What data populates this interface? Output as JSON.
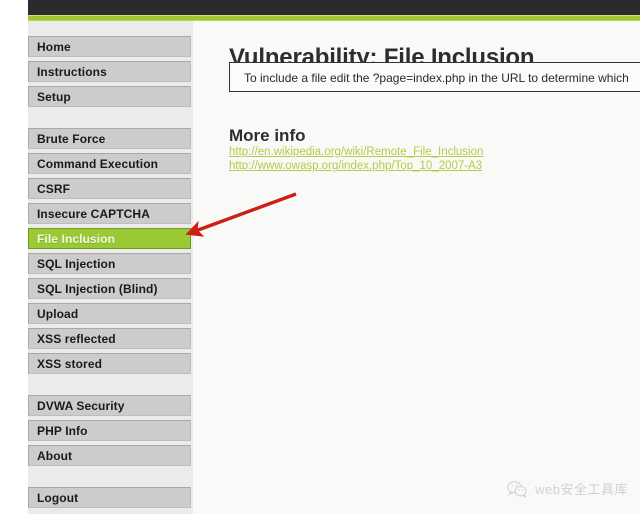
{
  "window": {
    "top_bar_color": "#2b2b2b",
    "accent_stripe_color": "#a3c62e"
  },
  "sidebar": {
    "groups": [
      {
        "items": [
          {
            "label": "Home",
            "active": false
          },
          {
            "label": "Instructions",
            "active": false
          },
          {
            "label": "Setup",
            "active": false
          }
        ]
      },
      {
        "items": [
          {
            "label": "Brute Force",
            "active": false
          },
          {
            "label": "Command Execution",
            "active": false
          },
          {
            "label": "CSRF",
            "active": false
          },
          {
            "label": "Insecure CAPTCHA",
            "active": false
          },
          {
            "label": "File Inclusion",
            "active": true
          },
          {
            "label": "SQL Injection",
            "active": false
          },
          {
            "label": "SQL Injection (Blind)",
            "active": false
          },
          {
            "label": "Upload",
            "active": false
          },
          {
            "label": "XSS reflected",
            "active": false
          },
          {
            "label": "XSS stored",
            "active": false
          }
        ]
      },
      {
        "items": [
          {
            "label": "DVWA Security",
            "active": false
          },
          {
            "label": "PHP Info",
            "active": false
          },
          {
            "label": "About",
            "active": false
          }
        ]
      },
      {
        "items": [
          {
            "label": "Logout",
            "active": false
          }
        ]
      }
    ],
    "active_item_color": "#9ac935",
    "button_color": "#cccccc"
  },
  "main": {
    "title": "Vulnerability: File Inclusion",
    "info_box_text": "To include a file edit the ?page=index.php in the URL to determine which",
    "section_heading": "More info",
    "links": [
      "http://en.wikipedia.org/wiki/Remote_File_Inclusion",
      "http://www.owasp.org/index.php/Top_10_2007-A3"
    ],
    "link_color": "#b9c948"
  },
  "annotation": {
    "arrow_color": "#cc1f16",
    "points_to": "File Inclusion"
  },
  "watermark": {
    "text": "web安全工具库",
    "icon": "wechat-icon"
  }
}
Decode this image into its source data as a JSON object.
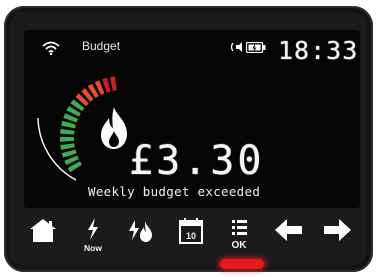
{
  "display": {
    "budget_label": "Budget",
    "time": "18:33",
    "amount": "£3.30",
    "status_message": "Weekly budget exceeded",
    "icons": [
      "wifi-icon",
      "sound-icon",
      "battery-icon",
      "flame-icon"
    ],
    "gauge": {
      "green_segments": 10,
      "orange_segments": 4,
      "red_segments": 2
    }
  },
  "buttons": {
    "home": {
      "icon": "home-icon"
    },
    "now": {
      "icon": "lightning-icon",
      "label": "Now"
    },
    "energy": {
      "icon": "electric-gas-icon"
    },
    "calendar": {
      "icon": "calendar-icon",
      "label": "10"
    },
    "menu": {
      "icon": "menu-list-icon",
      "label": "OK"
    },
    "back": {
      "icon": "arrow-left-icon"
    },
    "forward": {
      "icon": "arrow-right-icon"
    }
  },
  "colors": {
    "gauge_green": "#3fb049",
    "gauge_orange": "#e8521e",
    "gauge_red": "#d81f1f",
    "indicator_red": "#e41919"
  }
}
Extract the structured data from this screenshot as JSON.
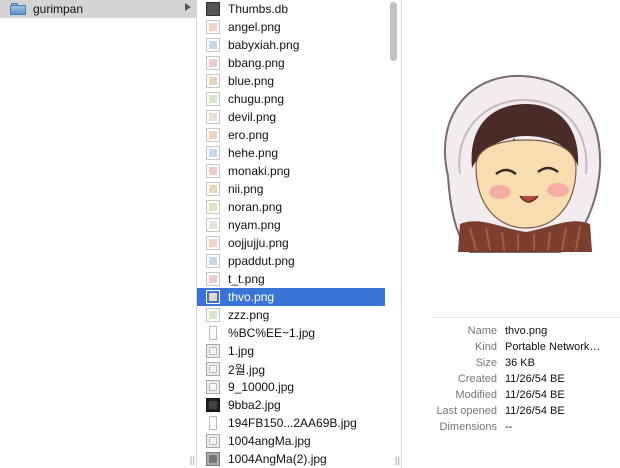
{
  "column1": {
    "folder_name": "gurimpan"
  },
  "column2": {
    "files": [
      {
        "name": "Thumbs.db",
        "icon": "db-file-icon"
      },
      {
        "name": "angel.png",
        "icon": "image-thumbnail-icon"
      },
      {
        "name": "babyxiah.png",
        "icon": "image-thumbnail-icon"
      },
      {
        "name": "bbang.png",
        "icon": "image-thumbnail-icon"
      },
      {
        "name": "blue.png",
        "icon": "image-thumbnail-icon"
      },
      {
        "name": "chugu.png",
        "icon": "image-thumbnail-icon"
      },
      {
        "name": "devil.png",
        "icon": "image-thumbnail-icon"
      },
      {
        "name": "ero.png",
        "icon": "image-thumbnail-icon"
      },
      {
        "name": "hehe.png",
        "icon": "image-thumbnail-icon"
      },
      {
        "name": "monaki.png",
        "icon": "image-thumbnail-icon"
      },
      {
        "name": "nii.png",
        "icon": "image-thumbnail-icon"
      },
      {
        "name": "noran.png",
        "icon": "image-thumbnail-icon"
      },
      {
        "name": "nyam.png",
        "icon": "image-thumbnail-icon"
      },
      {
        "name": "oojjujju.png",
        "icon": "image-thumbnail-icon"
      },
      {
        "name": "ppaddut.png",
        "icon": "image-thumbnail-icon"
      },
      {
        "name": "t_t.png",
        "icon": "image-thumbnail-icon"
      },
      {
        "name": "thvo.png",
        "icon": "image-thumbnail-icon",
        "selected": true
      },
      {
        "name": "zzz.png",
        "icon": "image-thumbnail-icon"
      },
      {
        "name": "%BC%EE~1.jpg",
        "icon": "blank-document-icon"
      },
      {
        "name": "1.jpg",
        "icon": "photo-thumbnail-icon"
      },
      {
        "name": "2월.jpg",
        "icon": "photo-thumbnail-icon"
      },
      {
        "name": "9_10000.jpg",
        "icon": "photo-thumbnail-icon"
      },
      {
        "name": "9bba2.jpg",
        "icon": "dark-thumbnail-icon"
      },
      {
        "name": "194FB150...2AA69B.jpg",
        "icon": "blank-document-icon"
      },
      {
        "name": "1004angMa.jpg",
        "icon": "photo-thumbnail-icon"
      },
      {
        "name": "1004AngMa(2).jpg",
        "icon": "mac-thumbnail-icon"
      }
    ]
  },
  "preview": {
    "info": [
      {
        "key": "Name",
        "value": "thvo.png"
      },
      {
        "key": "Kind",
        "value": "Portable Network…"
      },
      {
        "key": "Size",
        "value": "36 KB"
      },
      {
        "key": "Created",
        "value": "11/26/54 BE"
      },
      {
        "key": "Modified",
        "value": "11/26/54 BE"
      },
      {
        "key": "Last opened",
        "value": "11/26/54 BE"
      },
      {
        "key": "Dimensions",
        "value": "--"
      }
    ]
  },
  "colors": {
    "selection": "#3875d7",
    "folder_row": "#d4d4d4"
  }
}
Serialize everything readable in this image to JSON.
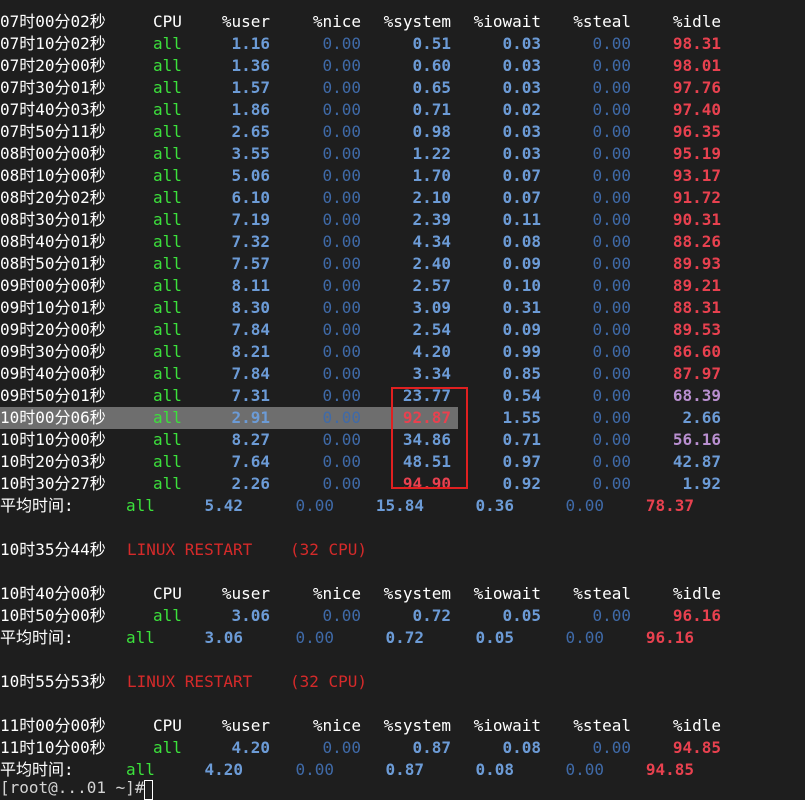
{
  "colors": {
    "background": "#1e1e1e",
    "highlight_row": "#6e6e6e",
    "cpu_all": "#3ce13c",
    "value_blue": "#6c9bd6",
    "value_dim": "#3f6aa8",
    "idle_red": "#e8414f",
    "idle_purple": "#b98fd0",
    "restart_red": "#d52a2a",
    "annotation_box": "#e02020"
  },
  "header": {
    "time": "07时00分02秒",
    "cpu": "CPU",
    "user": "%user",
    "nice": "%nice",
    "system": "%system",
    "iowait": "%iowait",
    "steal": "%steal",
    "idle": "%idle"
  },
  "rows": [
    {
      "time": "07时10分02秒",
      "cpu": "all",
      "user": "1.16",
      "nice": "0.00",
      "system": "0.51",
      "iowait": "0.03",
      "steal": "0.00",
      "idle": "98.31",
      "idle_style": "red"
    },
    {
      "time": "07时20分00秒",
      "cpu": "all",
      "user": "1.36",
      "nice": "0.00",
      "system": "0.60",
      "iowait": "0.03",
      "steal": "0.00",
      "idle": "98.01",
      "idle_style": "red"
    },
    {
      "time": "07时30分01秒",
      "cpu": "all",
      "user": "1.57",
      "nice": "0.00",
      "system": "0.65",
      "iowait": "0.03",
      "steal": "0.00",
      "idle": "97.76",
      "idle_style": "red"
    },
    {
      "time": "07时40分03秒",
      "cpu": "all",
      "user": "1.86",
      "nice": "0.00",
      "system": "0.71",
      "iowait": "0.02",
      "steal": "0.00",
      "idle": "97.40",
      "idle_style": "red"
    },
    {
      "time": "07时50分11秒",
      "cpu": "all",
      "user": "2.65",
      "nice": "0.00",
      "system": "0.98",
      "iowait": "0.03",
      "steal": "0.00",
      "idle": "96.35",
      "idle_style": "red"
    },
    {
      "time": "08时00分00秒",
      "cpu": "all",
      "user": "3.55",
      "nice": "0.00",
      "system": "1.22",
      "iowait": "0.03",
      "steal": "0.00",
      "idle": "95.19",
      "idle_style": "red"
    },
    {
      "time": "08时10分00秒",
      "cpu": "all",
      "user": "5.06",
      "nice": "0.00",
      "system": "1.70",
      "iowait": "0.07",
      "steal": "0.00",
      "idle": "93.17",
      "idle_style": "red"
    },
    {
      "time": "08时20分02秒",
      "cpu": "all",
      "user": "6.10",
      "nice": "0.00",
      "system": "2.10",
      "iowait": "0.07",
      "steal": "0.00",
      "idle": "91.72",
      "idle_style": "red"
    },
    {
      "time": "08时30分01秒",
      "cpu": "all",
      "user": "7.19",
      "nice": "0.00",
      "system": "2.39",
      "iowait": "0.11",
      "steal": "0.00",
      "idle": "90.31",
      "idle_style": "red"
    },
    {
      "time": "08时40分01秒",
      "cpu": "all",
      "user": "7.32",
      "nice": "0.00",
      "system": "4.34",
      "iowait": "0.08",
      "steal": "0.00",
      "idle": "88.26",
      "idle_style": "red"
    },
    {
      "time": "08时50分01秒",
      "cpu": "all",
      "user": "7.57",
      "nice": "0.00",
      "system": "2.40",
      "iowait": "0.09",
      "steal": "0.00",
      "idle": "89.93",
      "idle_style": "red"
    },
    {
      "time": "09时00分00秒",
      "cpu": "all",
      "user": "8.11",
      "nice": "0.00",
      "system": "2.57",
      "iowait": "0.10",
      "steal": "0.00",
      "idle": "89.21",
      "idle_style": "red"
    },
    {
      "time": "09时10分01秒",
      "cpu": "all",
      "user": "8.30",
      "nice": "0.00",
      "system": "3.09",
      "iowait": "0.31",
      "steal": "0.00",
      "idle": "88.31",
      "idle_style": "red"
    },
    {
      "time": "09时20分00秒",
      "cpu": "all",
      "user": "7.84",
      "nice": "0.00",
      "system": "2.54",
      "iowait": "0.09",
      "steal": "0.00",
      "idle": "89.53",
      "idle_style": "red"
    },
    {
      "time": "09时30分00秒",
      "cpu": "all",
      "user": "8.21",
      "nice": "0.00",
      "system": "4.20",
      "iowait": "0.99",
      "steal": "0.00",
      "idle": "86.60",
      "idle_style": "red"
    },
    {
      "time": "09时40分00秒",
      "cpu": "all",
      "user": "7.84",
      "nice": "0.00",
      "system": "3.34",
      "iowait": "0.85",
      "steal": "0.00",
      "idle": "87.97",
      "idle_style": "red"
    },
    {
      "time": "09时50分01秒",
      "cpu": "all",
      "user": "7.31",
      "nice": "0.00",
      "system": "23.77",
      "iowait": "0.54",
      "steal": "0.00",
      "idle": "68.39",
      "idle_style": "purple"
    },
    {
      "time": "10时00分06秒",
      "cpu": "all",
      "user": "2.91",
      "nice": "0.00",
      "system": "92.87",
      "iowait": "1.55",
      "steal": "0.00",
      "idle": "2.66",
      "idle_style": "blue",
      "highlight": true,
      "system_style": "red"
    },
    {
      "time": "10时10分00秒",
      "cpu": "all",
      "user": "8.27",
      "nice": "0.00",
      "system": "34.86",
      "iowait": "0.71",
      "steal": "0.00",
      "idle": "56.16",
      "idle_style": "purple"
    },
    {
      "time": "10时20分03秒",
      "cpu": "all",
      "user": "7.64",
      "nice": "0.00",
      "system": "48.51",
      "iowait": "0.97",
      "steal": "0.00",
      "idle": "42.87",
      "idle_style": "blue"
    },
    {
      "time": "10时30分27秒",
      "cpu": "all",
      "user": "2.26",
      "nice": "0.00",
      "system": "94.90",
      "iowait": "0.92",
      "steal": "0.00",
      "idle": "1.92",
      "idle_style": "blue",
      "system_style": "red"
    }
  ],
  "average1": {
    "label": "平均时间:",
    "cpu": "all",
    "user": "5.42",
    "nice": "0.00",
    "system": "15.84",
    "iowait": "0.36",
    "steal": "0.00",
    "idle": "78.37"
  },
  "restart1": {
    "time": "10时35分44秒",
    "text": "LINUX RESTART",
    "cpus": "(32 CPU)"
  },
  "header2": {
    "time": "10时40分00秒",
    "cpu": "CPU",
    "user": "%user",
    "nice": "%nice",
    "system": "%system",
    "iowait": "%iowait",
    "steal": "%steal",
    "idle": "%idle"
  },
  "row2": {
    "time": "10时50分00秒",
    "cpu": "all",
    "user": "3.06",
    "nice": "0.00",
    "system": "0.72",
    "iowait": "0.05",
    "steal": "0.00",
    "idle": "96.16"
  },
  "average2": {
    "label": "平均时间:",
    "cpu": "all",
    "user": "3.06",
    "nice": "0.00",
    "system": "0.72",
    "iowait": "0.05",
    "steal": "0.00",
    "idle": "96.16"
  },
  "restart2": {
    "time": "10时55分53秒",
    "text": "LINUX RESTART",
    "cpus": "(32 CPU)"
  },
  "header3": {
    "time": "11时00分00秒",
    "cpu": "CPU",
    "user": "%user",
    "nice": "%nice",
    "system": "%system",
    "iowait": "%iowait",
    "steal": "%steal",
    "idle": "%idle"
  },
  "row3": {
    "time": "11时10分00秒",
    "cpu": "all",
    "user": "4.20",
    "nice": "0.00",
    "system": "0.87",
    "iowait": "0.08",
    "steal": "0.00",
    "idle": "94.85"
  },
  "average3": {
    "label": "平均时间:",
    "cpu": "all",
    "user": "4.20",
    "nice": "0.00",
    "system": "0.87",
    "iowait": "0.08",
    "steal": "0.00",
    "idle": "94.85"
  },
  "prompt": "[root@...01 ~]# "
}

┄┄┄┄┄┄

What the task asks: Copy down every line of the entries containing the word "JSON".

Task answer:
What data populates this interface? Output as JSON.
Decode this image into its source data as a JSON object.
Extract the structured data from this screenshot as JSON.
Serialize everything readable in this image to JSON.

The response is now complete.